Work required: Below is a listing to write out in full, exactly as given, without its pictures.

Provided data:
◇ ◇ ◇
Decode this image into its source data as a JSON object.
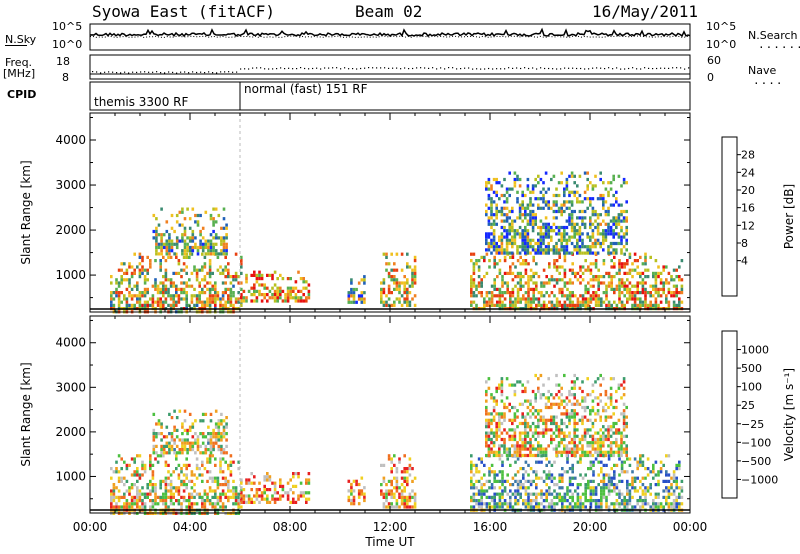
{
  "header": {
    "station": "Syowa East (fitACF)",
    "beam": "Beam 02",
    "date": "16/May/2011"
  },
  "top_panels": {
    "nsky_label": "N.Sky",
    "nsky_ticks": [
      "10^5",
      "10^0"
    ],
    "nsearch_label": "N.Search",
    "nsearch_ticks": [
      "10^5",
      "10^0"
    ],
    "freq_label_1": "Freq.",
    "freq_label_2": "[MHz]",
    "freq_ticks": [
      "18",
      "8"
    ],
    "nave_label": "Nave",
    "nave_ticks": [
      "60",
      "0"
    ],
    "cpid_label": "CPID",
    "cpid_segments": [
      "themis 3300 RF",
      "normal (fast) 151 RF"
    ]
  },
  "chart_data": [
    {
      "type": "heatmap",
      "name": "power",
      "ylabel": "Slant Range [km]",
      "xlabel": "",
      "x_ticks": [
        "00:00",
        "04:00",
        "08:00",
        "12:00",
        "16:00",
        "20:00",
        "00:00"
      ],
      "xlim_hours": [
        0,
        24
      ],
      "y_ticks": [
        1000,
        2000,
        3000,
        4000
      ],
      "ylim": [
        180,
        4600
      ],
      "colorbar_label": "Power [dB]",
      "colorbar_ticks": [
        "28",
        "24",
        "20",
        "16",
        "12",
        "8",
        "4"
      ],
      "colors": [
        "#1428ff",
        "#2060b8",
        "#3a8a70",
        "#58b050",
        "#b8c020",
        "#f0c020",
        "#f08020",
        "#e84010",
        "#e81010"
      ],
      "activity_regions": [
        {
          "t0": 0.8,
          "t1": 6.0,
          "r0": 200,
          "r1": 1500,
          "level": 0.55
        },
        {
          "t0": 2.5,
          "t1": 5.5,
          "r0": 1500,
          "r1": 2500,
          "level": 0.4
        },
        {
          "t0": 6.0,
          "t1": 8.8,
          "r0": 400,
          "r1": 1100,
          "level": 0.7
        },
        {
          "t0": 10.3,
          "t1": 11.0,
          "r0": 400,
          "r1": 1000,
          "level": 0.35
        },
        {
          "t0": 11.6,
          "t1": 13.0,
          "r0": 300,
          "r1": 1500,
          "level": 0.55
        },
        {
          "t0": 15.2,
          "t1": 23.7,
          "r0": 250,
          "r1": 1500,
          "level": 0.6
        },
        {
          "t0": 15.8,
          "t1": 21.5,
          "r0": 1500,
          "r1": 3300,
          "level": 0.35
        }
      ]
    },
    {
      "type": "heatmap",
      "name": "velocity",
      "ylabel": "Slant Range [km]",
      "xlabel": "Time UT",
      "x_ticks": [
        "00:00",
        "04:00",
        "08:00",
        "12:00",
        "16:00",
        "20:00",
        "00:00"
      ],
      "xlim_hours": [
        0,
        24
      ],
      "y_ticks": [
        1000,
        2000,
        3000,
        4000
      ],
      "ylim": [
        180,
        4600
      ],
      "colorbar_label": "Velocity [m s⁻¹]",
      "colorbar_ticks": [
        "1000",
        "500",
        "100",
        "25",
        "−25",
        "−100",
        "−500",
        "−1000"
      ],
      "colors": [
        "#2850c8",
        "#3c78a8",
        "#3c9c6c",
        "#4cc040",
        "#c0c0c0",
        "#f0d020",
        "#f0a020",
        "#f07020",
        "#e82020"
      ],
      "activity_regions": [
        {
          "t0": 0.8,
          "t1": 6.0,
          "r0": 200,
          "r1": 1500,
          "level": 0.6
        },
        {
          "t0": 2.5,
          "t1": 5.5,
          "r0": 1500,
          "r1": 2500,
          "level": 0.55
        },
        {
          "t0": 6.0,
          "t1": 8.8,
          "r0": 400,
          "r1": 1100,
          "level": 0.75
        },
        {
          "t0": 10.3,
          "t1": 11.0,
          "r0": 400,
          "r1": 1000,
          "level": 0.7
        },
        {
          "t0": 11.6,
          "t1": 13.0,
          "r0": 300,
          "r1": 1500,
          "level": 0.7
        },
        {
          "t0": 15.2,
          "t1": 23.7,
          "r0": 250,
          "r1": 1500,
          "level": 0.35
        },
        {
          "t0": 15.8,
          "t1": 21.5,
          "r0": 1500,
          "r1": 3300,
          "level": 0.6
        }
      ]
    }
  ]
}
◇ ◇ ◇
Full output:
Decode this image into its source data as a JSON object.
{
  "header": {
    "station": "Syowa East (fitACF)",
    "beam": "Beam 02",
    "date": "16/May/2011"
  },
  "top_panels": {
    "nsky_label": "N.Sky",
    "nsky_ticks": [
      "10^5",
      "10^0"
    ],
    "nsearch_label": "N.Search",
    "nsearch_ticks": [
      "10^5",
      "10^0"
    ],
    "freq_label_1": "Freq.",
    "freq_label_2": "[MHz]",
    "freq_ticks": [
      "18",
      "8"
    ],
    "nave_label": "Nave",
    "nave_ticks": [
      "60",
      "0"
    ],
    "cpid_label": "CPID",
    "cpid_segments": [
      "themis 3300 RF",
      "normal (fast) 151 RF"
    ]
  },
  "chart_data": [
    {
      "type": "heatmap",
      "name": "power",
      "ylabel": "Slant Range [km]",
      "xlabel": "",
      "x_ticks": [
        "00:00",
        "04:00",
        "08:00",
        "12:00",
        "16:00",
        "20:00",
        "00:00"
      ],
      "xlim_hours": [
        0,
        24
      ],
      "y_ticks": [
        1000,
        2000,
        3000,
        4000
      ],
      "ylim": [
        180,
        4600
      ],
      "colorbar_label": "Power [dB]",
      "colorbar_ticks": [
        "28",
        "24",
        "20",
        "16",
        "12",
        "8",
        "4"
      ],
      "colors": [
        "#1428ff",
        "#2060b8",
        "#3a8a70",
        "#58b050",
        "#b8c020",
        "#f0c020",
        "#f08020",
        "#e84010",
        "#e81010"
      ],
      "activity_regions": [
        {
          "t0": 0.8,
          "t1": 6.0,
          "r0": 200,
          "r1": 1500,
          "level": 0.55
        },
        {
          "t0": 2.5,
          "t1": 5.5,
          "r0": 1500,
          "r1": 2500,
          "level": 0.4
        },
        {
          "t0": 6.0,
          "t1": 8.8,
          "r0": 400,
          "r1": 1100,
          "level": 0.7
        },
        {
          "t0": 10.3,
          "t1": 11.0,
          "r0": 400,
          "r1": 1000,
          "level": 0.35
        },
        {
          "t0": 11.6,
          "t1": 13.0,
          "r0": 300,
          "r1": 1500,
          "level": 0.55
        },
        {
          "t0": 15.2,
          "t1": 23.7,
          "r0": 250,
          "r1": 1500,
          "level": 0.6
        },
        {
          "t0": 15.8,
          "t1": 21.5,
          "r0": 1500,
          "r1": 3300,
          "level": 0.35
        }
      ]
    },
    {
      "type": "heatmap",
      "name": "velocity",
      "ylabel": "Slant Range [km]",
      "xlabel": "Time UT",
      "x_ticks": [
        "00:00",
        "04:00",
        "08:00",
        "12:00",
        "16:00",
        "20:00",
        "00:00"
      ],
      "xlim_hours": [
        0,
        24
      ],
      "y_ticks": [
        1000,
        2000,
        3000,
        4000
      ],
      "ylim": [
        180,
        4600
      ],
      "colorbar_label": "Velocity [m s⁻¹]",
      "colorbar_ticks": [
        "1000",
        "500",
        "100",
        "25",
        "−25",
        "−100",
        "−500",
        "−1000"
      ],
      "colors": [
        "#2850c8",
        "#3c78a8",
        "#3c9c6c",
        "#4cc040",
        "#c0c0c0",
        "#f0d020",
        "#f0a020",
        "#f07020",
        "#e82020"
      ],
      "activity_regions": [
        {
          "t0": 0.8,
          "t1": 6.0,
          "r0": 200,
          "r1": 1500,
          "level": 0.6
        },
        {
          "t0": 2.5,
          "t1": 5.5,
          "r0": 1500,
          "r1": 2500,
          "level": 0.55
        },
        {
          "t0": 6.0,
          "t1": 8.8,
          "r0": 400,
          "r1": 1100,
          "level": 0.75
        },
        {
          "t0": 10.3,
          "t1": 11.0,
          "r0": 400,
          "r1": 1000,
          "level": 0.7
        },
        {
          "t0": 11.6,
          "t1": 13.0,
          "r0": 300,
          "r1": 1500,
          "level": 0.7
        },
        {
          "t0": 15.2,
          "t1": 23.7,
          "r0": 250,
          "r1": 1500,
          "level": 0.35
        },
        {
          "t0": 15.8,
          "t1": 21.5,
          "r0": 1500,
          "r1": 3300,
          "level": 0.6
        }
      ]
    }
  ]
}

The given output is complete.